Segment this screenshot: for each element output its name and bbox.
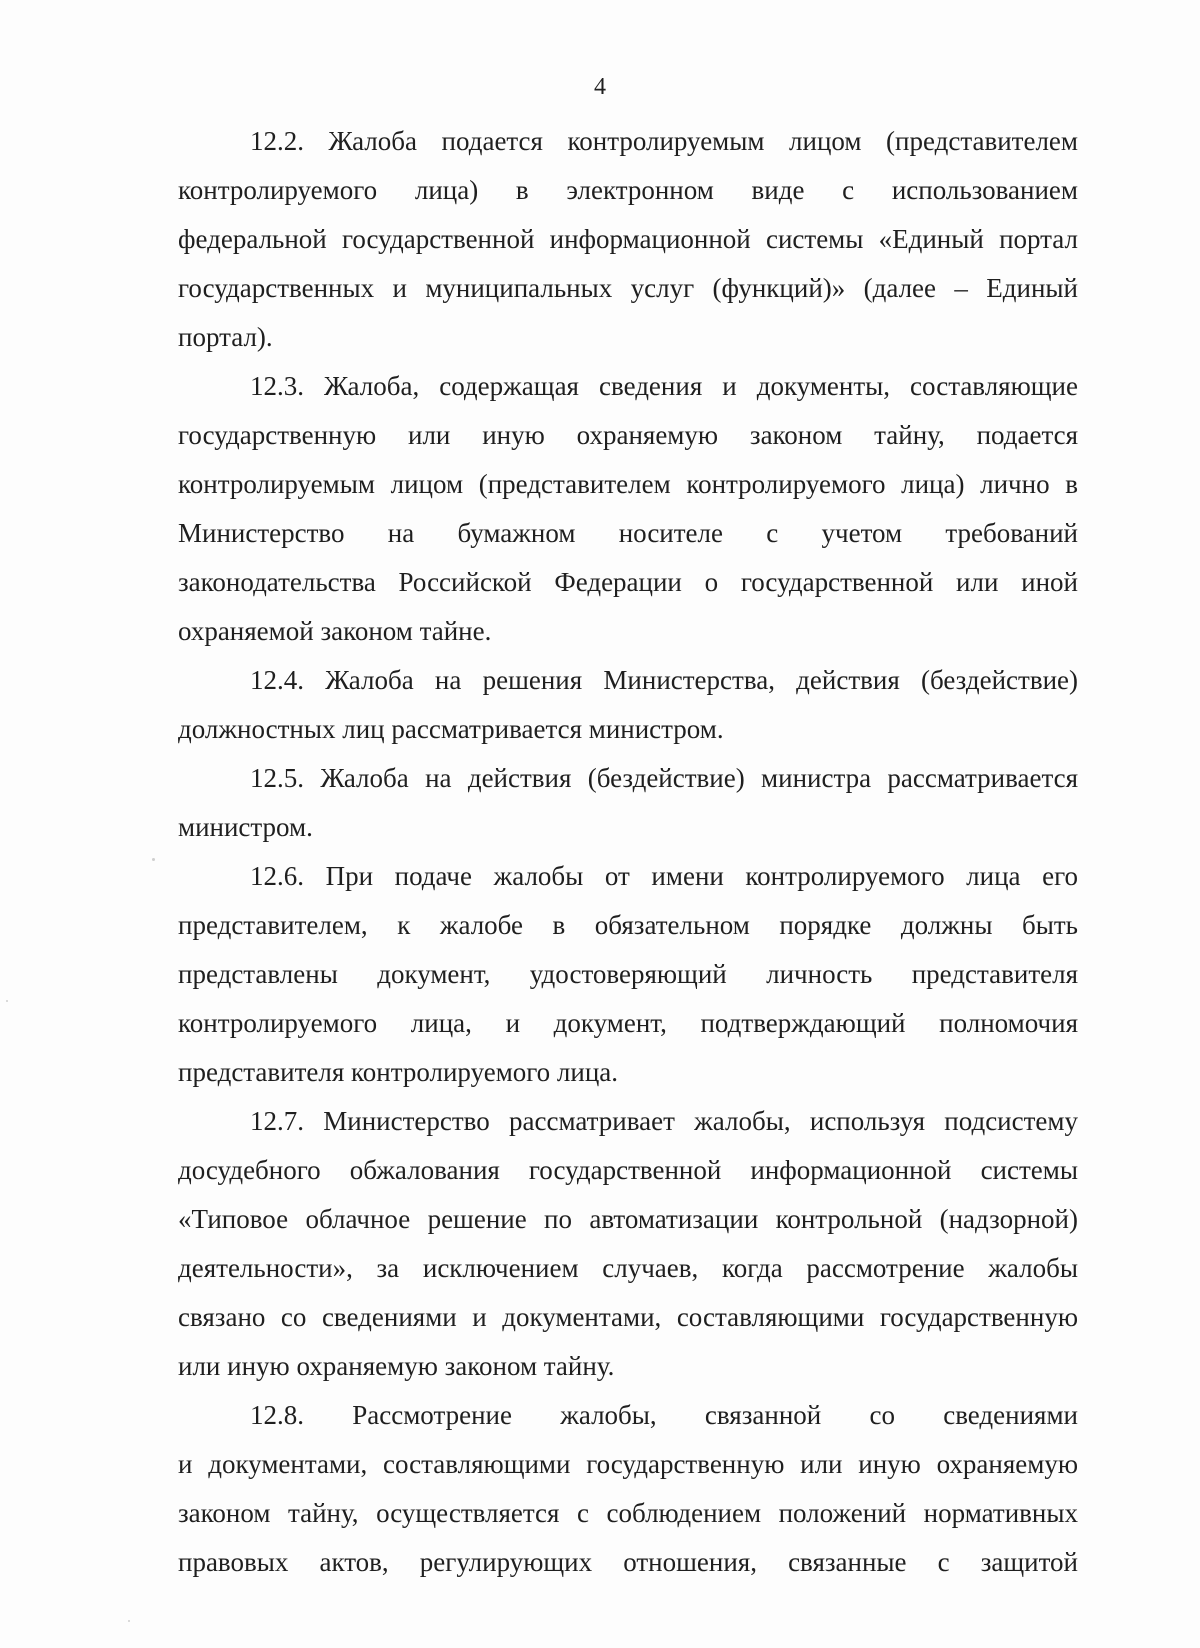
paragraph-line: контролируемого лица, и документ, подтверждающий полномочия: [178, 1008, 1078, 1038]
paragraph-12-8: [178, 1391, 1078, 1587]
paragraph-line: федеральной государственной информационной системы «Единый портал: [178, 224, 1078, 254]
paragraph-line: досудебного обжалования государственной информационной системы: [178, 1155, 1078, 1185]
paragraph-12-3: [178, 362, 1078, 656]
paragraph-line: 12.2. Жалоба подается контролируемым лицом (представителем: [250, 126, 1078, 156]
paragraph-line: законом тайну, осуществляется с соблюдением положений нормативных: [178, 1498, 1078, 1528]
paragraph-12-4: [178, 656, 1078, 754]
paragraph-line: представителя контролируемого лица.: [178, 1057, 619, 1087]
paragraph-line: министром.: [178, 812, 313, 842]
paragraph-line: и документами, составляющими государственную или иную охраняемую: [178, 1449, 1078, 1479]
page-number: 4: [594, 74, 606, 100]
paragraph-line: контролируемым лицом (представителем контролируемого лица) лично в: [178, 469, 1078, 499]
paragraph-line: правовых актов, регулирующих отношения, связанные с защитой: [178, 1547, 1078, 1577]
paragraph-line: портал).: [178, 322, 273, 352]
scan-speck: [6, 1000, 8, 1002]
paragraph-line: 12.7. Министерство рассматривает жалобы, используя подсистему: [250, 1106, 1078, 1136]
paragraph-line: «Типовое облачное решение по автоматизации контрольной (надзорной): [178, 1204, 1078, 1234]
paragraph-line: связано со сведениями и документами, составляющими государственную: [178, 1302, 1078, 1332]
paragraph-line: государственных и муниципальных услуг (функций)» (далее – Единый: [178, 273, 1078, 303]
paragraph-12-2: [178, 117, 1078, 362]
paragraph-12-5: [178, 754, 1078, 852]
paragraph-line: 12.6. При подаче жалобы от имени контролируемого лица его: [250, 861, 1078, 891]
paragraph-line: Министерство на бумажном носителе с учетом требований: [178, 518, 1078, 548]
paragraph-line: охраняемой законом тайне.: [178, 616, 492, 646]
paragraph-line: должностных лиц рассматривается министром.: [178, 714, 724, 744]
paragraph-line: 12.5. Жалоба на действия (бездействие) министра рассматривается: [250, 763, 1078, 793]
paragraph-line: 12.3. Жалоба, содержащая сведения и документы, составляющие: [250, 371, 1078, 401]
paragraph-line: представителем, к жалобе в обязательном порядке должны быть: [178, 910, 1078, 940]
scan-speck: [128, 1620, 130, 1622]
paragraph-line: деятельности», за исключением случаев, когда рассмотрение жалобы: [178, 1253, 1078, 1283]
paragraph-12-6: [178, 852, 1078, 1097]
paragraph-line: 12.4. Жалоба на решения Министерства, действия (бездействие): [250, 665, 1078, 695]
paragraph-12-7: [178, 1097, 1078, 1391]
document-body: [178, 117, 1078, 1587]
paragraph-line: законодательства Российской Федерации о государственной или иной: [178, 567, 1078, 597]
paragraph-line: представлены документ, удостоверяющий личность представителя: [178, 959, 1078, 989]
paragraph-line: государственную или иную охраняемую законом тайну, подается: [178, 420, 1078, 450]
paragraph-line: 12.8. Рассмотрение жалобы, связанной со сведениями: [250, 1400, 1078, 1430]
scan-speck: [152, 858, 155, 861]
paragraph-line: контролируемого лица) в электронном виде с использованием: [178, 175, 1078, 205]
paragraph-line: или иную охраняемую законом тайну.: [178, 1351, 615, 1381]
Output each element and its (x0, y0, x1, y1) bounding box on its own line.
=======
Extract each line of the material that contains the string "информационной".

- WRITTEN ANSWER -
paragraph-line: федеральной государственной информационной системы «Единый портал: [178, 224, 1078, 254]
paragraph-line: досудебного обжалования государственной информационной системы: [178, 1155, 1078, 1185]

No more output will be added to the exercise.